▶ _TASK TO COMPLETE_
Could you copy every line from the material below in which "this" appears?

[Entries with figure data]
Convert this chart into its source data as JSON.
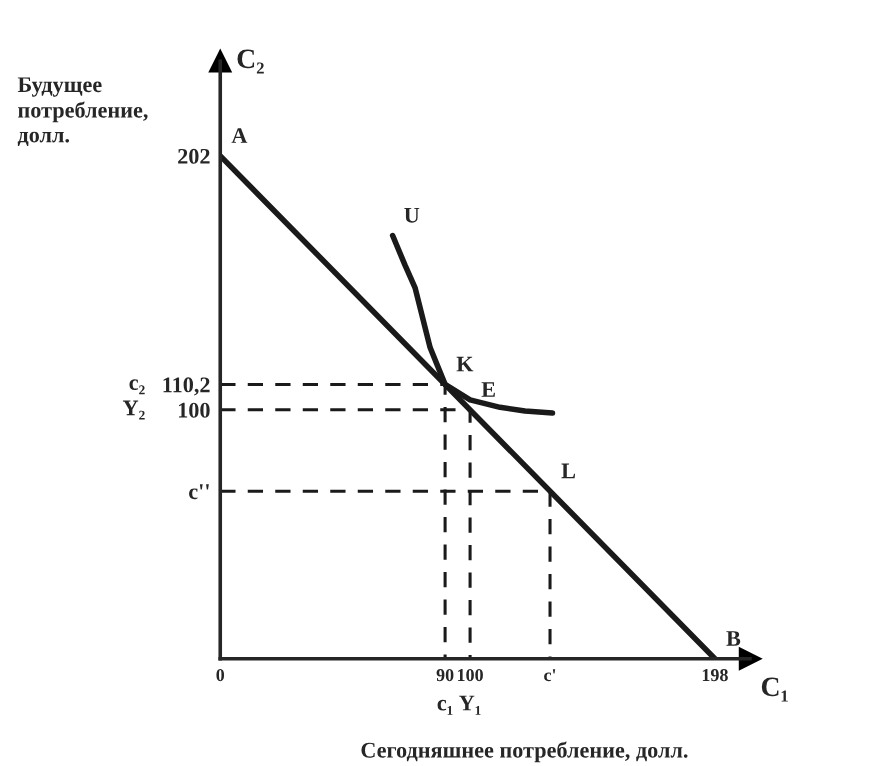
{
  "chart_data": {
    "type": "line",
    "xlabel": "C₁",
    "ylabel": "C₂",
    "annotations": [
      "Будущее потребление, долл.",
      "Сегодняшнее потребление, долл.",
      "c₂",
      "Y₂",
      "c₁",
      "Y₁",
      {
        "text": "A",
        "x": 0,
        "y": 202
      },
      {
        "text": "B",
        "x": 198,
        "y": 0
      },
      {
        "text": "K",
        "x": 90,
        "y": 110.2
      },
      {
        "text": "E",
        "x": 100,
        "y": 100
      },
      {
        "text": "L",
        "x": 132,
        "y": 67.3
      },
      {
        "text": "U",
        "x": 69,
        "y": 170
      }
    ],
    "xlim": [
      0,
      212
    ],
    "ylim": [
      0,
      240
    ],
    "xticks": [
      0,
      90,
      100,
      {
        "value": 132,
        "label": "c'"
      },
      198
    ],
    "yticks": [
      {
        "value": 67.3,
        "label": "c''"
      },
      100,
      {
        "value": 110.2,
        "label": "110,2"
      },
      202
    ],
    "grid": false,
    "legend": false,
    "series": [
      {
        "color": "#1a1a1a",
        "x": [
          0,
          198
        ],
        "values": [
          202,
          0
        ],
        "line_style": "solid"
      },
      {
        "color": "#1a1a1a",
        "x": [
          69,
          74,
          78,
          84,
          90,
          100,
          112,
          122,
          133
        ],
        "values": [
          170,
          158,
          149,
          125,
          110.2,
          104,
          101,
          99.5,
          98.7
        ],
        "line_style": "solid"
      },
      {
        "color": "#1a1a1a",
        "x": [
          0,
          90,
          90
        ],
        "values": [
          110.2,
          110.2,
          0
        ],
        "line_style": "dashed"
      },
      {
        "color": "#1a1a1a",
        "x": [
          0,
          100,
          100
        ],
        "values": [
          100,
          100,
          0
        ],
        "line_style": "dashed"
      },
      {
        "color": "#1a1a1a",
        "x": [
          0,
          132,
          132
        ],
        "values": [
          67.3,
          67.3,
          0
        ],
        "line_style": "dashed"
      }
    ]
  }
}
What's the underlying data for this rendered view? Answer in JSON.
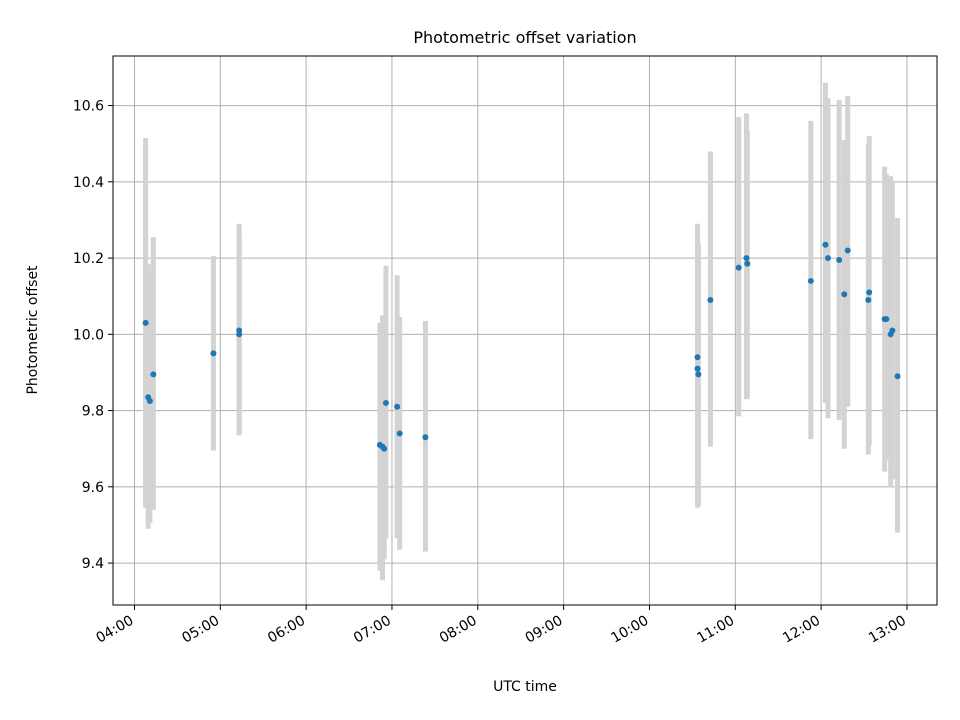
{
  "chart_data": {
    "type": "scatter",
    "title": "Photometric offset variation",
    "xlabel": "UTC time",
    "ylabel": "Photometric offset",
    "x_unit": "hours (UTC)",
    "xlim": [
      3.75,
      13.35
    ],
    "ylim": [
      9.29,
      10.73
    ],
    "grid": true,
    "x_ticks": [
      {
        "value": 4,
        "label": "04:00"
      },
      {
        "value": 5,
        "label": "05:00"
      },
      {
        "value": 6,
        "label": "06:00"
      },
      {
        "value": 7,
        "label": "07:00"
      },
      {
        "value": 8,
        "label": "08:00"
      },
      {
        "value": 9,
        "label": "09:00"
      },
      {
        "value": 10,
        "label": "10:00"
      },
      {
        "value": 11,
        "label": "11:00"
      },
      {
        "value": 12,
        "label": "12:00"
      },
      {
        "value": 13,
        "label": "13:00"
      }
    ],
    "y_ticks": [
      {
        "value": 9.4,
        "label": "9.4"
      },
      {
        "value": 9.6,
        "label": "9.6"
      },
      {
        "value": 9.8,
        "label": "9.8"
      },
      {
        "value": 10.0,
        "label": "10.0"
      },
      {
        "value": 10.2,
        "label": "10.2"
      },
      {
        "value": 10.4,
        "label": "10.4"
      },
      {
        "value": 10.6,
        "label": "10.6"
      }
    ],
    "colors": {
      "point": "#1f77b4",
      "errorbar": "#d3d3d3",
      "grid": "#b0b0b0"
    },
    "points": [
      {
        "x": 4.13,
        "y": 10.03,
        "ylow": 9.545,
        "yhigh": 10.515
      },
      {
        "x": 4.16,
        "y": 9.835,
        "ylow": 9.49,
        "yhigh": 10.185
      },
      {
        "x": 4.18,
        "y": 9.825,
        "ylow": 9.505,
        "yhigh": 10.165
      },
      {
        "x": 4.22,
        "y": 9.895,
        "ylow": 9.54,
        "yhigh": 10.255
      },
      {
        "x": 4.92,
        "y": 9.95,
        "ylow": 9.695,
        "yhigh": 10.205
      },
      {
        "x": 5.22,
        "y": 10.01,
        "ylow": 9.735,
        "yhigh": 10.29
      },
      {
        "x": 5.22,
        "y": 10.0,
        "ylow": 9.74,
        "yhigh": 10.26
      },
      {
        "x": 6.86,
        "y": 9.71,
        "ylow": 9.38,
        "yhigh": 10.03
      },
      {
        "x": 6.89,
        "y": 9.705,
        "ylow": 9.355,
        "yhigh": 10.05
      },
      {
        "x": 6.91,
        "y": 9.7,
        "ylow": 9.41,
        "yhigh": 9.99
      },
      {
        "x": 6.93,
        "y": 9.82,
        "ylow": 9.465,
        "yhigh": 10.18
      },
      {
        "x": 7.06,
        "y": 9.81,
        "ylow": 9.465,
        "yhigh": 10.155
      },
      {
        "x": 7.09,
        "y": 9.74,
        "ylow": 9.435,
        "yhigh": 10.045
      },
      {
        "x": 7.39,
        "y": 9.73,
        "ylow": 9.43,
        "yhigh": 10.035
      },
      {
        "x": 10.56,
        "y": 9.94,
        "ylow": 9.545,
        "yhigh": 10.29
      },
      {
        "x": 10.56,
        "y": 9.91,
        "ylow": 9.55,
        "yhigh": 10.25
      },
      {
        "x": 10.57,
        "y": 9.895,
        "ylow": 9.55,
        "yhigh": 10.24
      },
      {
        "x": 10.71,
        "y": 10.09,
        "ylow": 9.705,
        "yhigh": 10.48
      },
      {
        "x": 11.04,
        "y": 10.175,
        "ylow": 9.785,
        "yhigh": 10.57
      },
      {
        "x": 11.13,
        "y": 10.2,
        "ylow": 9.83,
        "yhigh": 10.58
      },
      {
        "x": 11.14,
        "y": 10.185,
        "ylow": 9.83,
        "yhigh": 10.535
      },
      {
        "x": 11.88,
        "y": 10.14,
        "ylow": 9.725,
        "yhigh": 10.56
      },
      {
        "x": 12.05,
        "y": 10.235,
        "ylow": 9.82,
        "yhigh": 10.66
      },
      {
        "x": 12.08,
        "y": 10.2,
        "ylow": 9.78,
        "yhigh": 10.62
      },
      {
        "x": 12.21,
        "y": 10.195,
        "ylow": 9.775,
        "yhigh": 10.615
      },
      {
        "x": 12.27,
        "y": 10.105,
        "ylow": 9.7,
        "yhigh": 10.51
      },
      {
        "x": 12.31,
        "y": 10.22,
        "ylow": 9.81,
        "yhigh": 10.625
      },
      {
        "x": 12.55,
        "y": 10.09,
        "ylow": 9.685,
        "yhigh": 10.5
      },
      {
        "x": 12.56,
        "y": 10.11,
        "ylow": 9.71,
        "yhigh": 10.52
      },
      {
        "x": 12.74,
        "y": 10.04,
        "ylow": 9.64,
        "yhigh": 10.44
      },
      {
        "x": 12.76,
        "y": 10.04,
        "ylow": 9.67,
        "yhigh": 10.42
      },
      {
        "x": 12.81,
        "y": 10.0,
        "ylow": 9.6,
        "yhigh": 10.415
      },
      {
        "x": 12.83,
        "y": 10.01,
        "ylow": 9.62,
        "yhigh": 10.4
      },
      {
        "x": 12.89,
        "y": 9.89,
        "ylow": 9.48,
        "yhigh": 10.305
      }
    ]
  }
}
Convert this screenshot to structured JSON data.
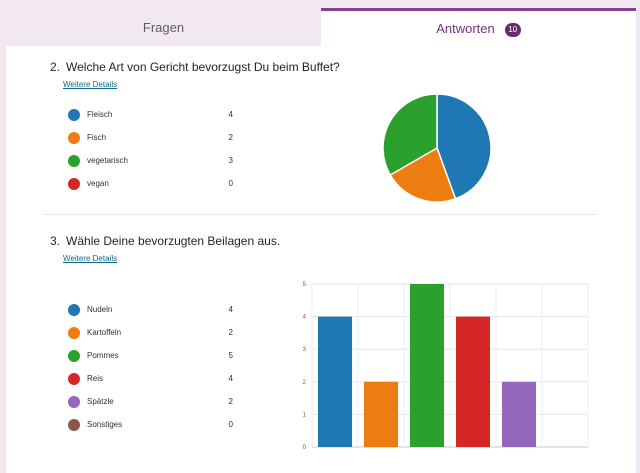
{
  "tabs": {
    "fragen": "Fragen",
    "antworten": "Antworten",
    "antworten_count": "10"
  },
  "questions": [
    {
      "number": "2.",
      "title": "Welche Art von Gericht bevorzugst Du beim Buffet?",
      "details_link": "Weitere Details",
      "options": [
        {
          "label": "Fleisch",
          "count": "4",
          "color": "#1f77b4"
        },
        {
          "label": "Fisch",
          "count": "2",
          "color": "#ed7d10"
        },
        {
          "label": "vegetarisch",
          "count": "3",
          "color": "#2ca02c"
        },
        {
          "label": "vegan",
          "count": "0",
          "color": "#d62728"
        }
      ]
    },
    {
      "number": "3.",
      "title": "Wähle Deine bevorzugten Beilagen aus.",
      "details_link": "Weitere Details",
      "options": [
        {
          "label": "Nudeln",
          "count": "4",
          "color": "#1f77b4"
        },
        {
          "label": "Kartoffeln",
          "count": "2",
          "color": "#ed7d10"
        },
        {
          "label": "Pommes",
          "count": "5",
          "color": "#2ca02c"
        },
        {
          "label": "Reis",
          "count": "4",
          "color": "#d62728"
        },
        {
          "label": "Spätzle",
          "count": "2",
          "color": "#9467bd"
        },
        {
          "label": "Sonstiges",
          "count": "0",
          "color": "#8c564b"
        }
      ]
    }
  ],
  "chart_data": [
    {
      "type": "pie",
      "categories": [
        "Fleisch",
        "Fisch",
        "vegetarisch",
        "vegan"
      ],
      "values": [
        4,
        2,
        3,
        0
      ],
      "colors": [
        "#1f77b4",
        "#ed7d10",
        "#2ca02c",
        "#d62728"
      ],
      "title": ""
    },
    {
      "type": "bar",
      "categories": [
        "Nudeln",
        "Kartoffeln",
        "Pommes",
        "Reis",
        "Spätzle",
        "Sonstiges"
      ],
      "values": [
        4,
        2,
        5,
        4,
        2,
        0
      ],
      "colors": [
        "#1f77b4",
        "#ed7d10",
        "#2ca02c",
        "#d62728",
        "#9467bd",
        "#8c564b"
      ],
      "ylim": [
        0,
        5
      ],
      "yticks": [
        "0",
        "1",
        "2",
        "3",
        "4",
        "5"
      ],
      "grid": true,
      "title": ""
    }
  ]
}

▶ _EXERCISE RESULT_
Convert this chart into its source data as JSON.
What's the underlying data for this rendered view? Answer in JSON.
Convert this screenshot to structured JSON data.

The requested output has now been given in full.